◆ GOAL
All of the listing below must be repeated word for word. Pictures are the only thing to omit.

◆ Dataset listings of figures
start
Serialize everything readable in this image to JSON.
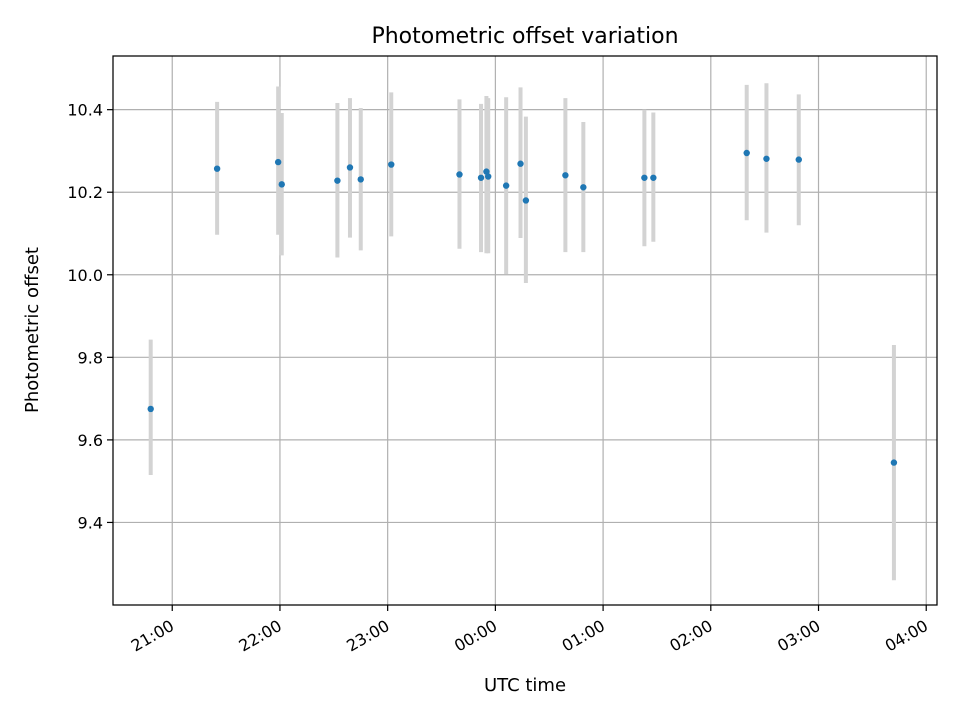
{
  "chart_data": {
    "type": "scatter",
    "title": "Photometric offset variation",
    "xlabel": "UTC time",
    "ylabel": "Photometric offset",
    "grid": true,
    "x_axis": {
      "kind": "time",
      "range": [
        "20:27",
        "04:06"
      ],
      "ticks": [
        "21:00",
        "22:00",
        "23:00",
        "00:00",
        "01:00",
        "02:00",
        "03:00",
        "04:00"
      ]
    },
    "y_axis": {
      "range": [
        9.2,
        10.53
      ],
      "ticks": [
        9.4,
        9.6,
        9.8,
        10.0,
        10.2,
        10.4
      ]
    },
    "series": [
      {
        "marker_color": "#1f77b4",
        "errorbar_color": "#d3d3d3",
        "points": [
          {
            "x": "20:48",
            "y": 9.675,
            "ylo": 9.515,
            "yhi": 9.843
          },
          {
            "x": "21:25",
            "y": 10.257,
            "ylo": 10.097,
            "yhi": 10.419
          },
          {
            "x": "21:59",
            "y": 10.273,
            "ylo": 10.097,
            "yhi": 10.456
          },
          {
            "x": "22:01",
            "y": 10.219,
            "ylo": 10.047,
            "yhi": 10.392
          },
          {
            "x": "22:32",
            "y": 10.228,
            "ylo": 10.042,
            "yhi": 10.416
          },
          {
            "x": "22:39",
            "y": 10.26,
            "ylo": 10.09,
            "yhi": 10.428
          },
          {
            "x": "22:45",
            "y": 10.231,
            "ylo": 10.059,
            "yhi": 10.404
          },
          {
            "x": "23:02",
            "y": 10.267,
            "ylo": 10.093,
            "yhi": 10.442
          },
          {
            "x": "23:40",
            "y": 10.243,
            "ylo": 10.063,
            "yhi": 10.425
          },
          {
            "x": "23:52",
            "y": 10.235,
            "ylo": 10.055,
            "yhi": 10.414
          },
          {
            "x": "23:55",
            "y": 10.25,
            "ylo": 10.052,
            "yhi": 10.433
          },
          {
            "x": "23:56",
            "y": 10.238,
            "ylo": 10.052,
            "yhi": 10.428
          },
          {
            "x": "00:06",
            "y": 10.216,
            "ylo": 10.002,
            "yhi": 10.43
          },
          {
            "x": "00:14",
            "y": 10.269,
            "ylo": 10.089,
            "yhi": 10.454
          },
          {
            "x": "00:17",
            "y": 10.18,
            "ylo": 9.98,
            "yhi": 10.383
          },
          {
            "x": "00:39",
            "y": 10.241,
            "ylo": 10.055,
            "yhi": 10.428
          },
          {
            "x": "00:49",
            "y": 10.212,
            "ylo": 10.055,
            "yhi": 10.37
          },
          {
            "x": "01:23",
            "y": 10.235,
            "ylo": 10.069,
            "yhi": 10.4
          },
          {
            "x": "01:28",
            "y": 10.235,
            "ylo": 10.08,
            "yhi": 10.393
          },
          {
            "x": "02:20",
            "y": 10.295,
            "ylo": 10.132,
            "yhi": 10.46
          },
          {
            "x": "02:31",
            "y": 10.281,
            "ylo": 10.102,
            "yhi": 10.464
          },
          {
            "x": "02:49",
            "y": 10.279,
            "ylo": 10.12,
            "yhi": 10.437
          },
          {
            "x": "03:42",
            "y": 9.545,
            "ylo": 9.26,
            "yhi": 9.83
          }
        ]
      }
    ]
  }
}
end
◆ FULL SOLUTION
Serialize everything readable in this image to JSON.
{
  "chart_data": {
    "type": "scatter",
    "title": "Photometric offset variation",
    "xlabel": "UTC time",
    "ylabel": "Photometric offset",
    "grid": true,
    "x_axis": {
      "kind": "time",
      "range": [
        "20:27",
        "04:06"
      ],
      "ticks": [
        "21:00",
        "22:00",
        "23:00",
        "00:00",
        "01:00",
        "02:00",
        "03:00",
        "04:00"
      ]
    },
    "y_axis": {
      "range": [
        9.2,
        10.53
      ],
      "ticks": [
        9.4,
        9.6,
        9.8,
        10.0,
        10.2,
        10.4
      ]
    },
    "series": [
      {
        "marker_color": "#1f77b4",
        "errorbar_color": "#d3d3d3",
        "points": [
          {
            "x": "20:48",
            "y": 9.675,
            "ylo": 9.515,
            "yhi": 9.843
          },
          {
            "x": "21:25",
            "y": 10.257,
            "ylo": 10.097,
            "yhi": 10.419
          },
          {
            "x": "21:59",
            "y": 10.273,
            "ylo": 10.097,
            "yhi": 10.456
          },
          {
            "x": "22:01",
            "y": 10.219,
            "ylo": 10.047,
            "yhi": 10.392
          },
          {
            "x": "22:32",
            "y": 10.228,
            "ylo": 10.042,
            "yhi": 10.416
          },
          {
            "x": "22:39",
            "y": 10.26,
            "ylo": 10.09,
            "yhi": 10.428
          },
          {
            "x": "22:45",
            "y": 10.231,
            "ylo": 10.059,
            "yhi": 10.404
          },
          {
            "x": "23:02",
            "y": 10.267,
            "ylo": 10.093,
            "yhi": 10.442
          },
          {
            "x": "23:40",
            "y": 10.243,
            "ylo": 10.063,
            "yhi": 10.425
          },
          {
            "x": "23:52",
            "y": 10.235,
            "ylo": 10.055,
            "yhi": 10.414
          },
          {
            "x": "23:55",
            "y": 10.25,
            "ylo": 10.052,
            "yhi": 10.433
          },
          {
            "x": "23:56",
            "y": 10.238,
            "ylo": 10.052,
            "yhi": 10.428
          },
          {
            "x": "00:06",
            "y": 10.216,
            "ylo": 10.002,
            "yhi": 10.43
          },
          {
            "x": "00:14",
            "y": 10.269,
            "ylo": 10.089,
            "yhi": 10.454
          },
          {
            "x": "00:17",
            "y": 10.18,
            "ylo": 9.98,
            "yhi": 10.383
          },
          {
            "x": "00:39",
            "y": 10.241,
            "ylo": 10.055,
            "yhi": 10.428
          },
          {
            "x": "00:49",
            "y": 10.212,
            "ylo": 10.055,
            "yhi": 10.37
          },
          {
            "x": "01:23",
            "y": 10.235,
            "ylo": 10.069,
            "yhi": 10.4
          },
          {
            "x": "01:28",
            "y": 10.235,
            "ylo": 10.08,
            "yhi": 10.393
          },
          {
            "x": "02:20",
            "y": 10.295,
            "ylo": 10.132,
            "yhi": 10.46
          },
          {
            "x": "02:31",
            "y": 10.281,
            "ylo": 10.102,
            "yhi": 10.464
          },
          {
            "x": "02:49",
            "y": 10.279,
            "ylo": 10.12,
            "yhi": 10.437
          },
          {
            "x": "03:42",
            "y": 9.545,
            "ylo": 9.26,
            "yhi": 9.83
          }
        ]
      }
    ]
  }
}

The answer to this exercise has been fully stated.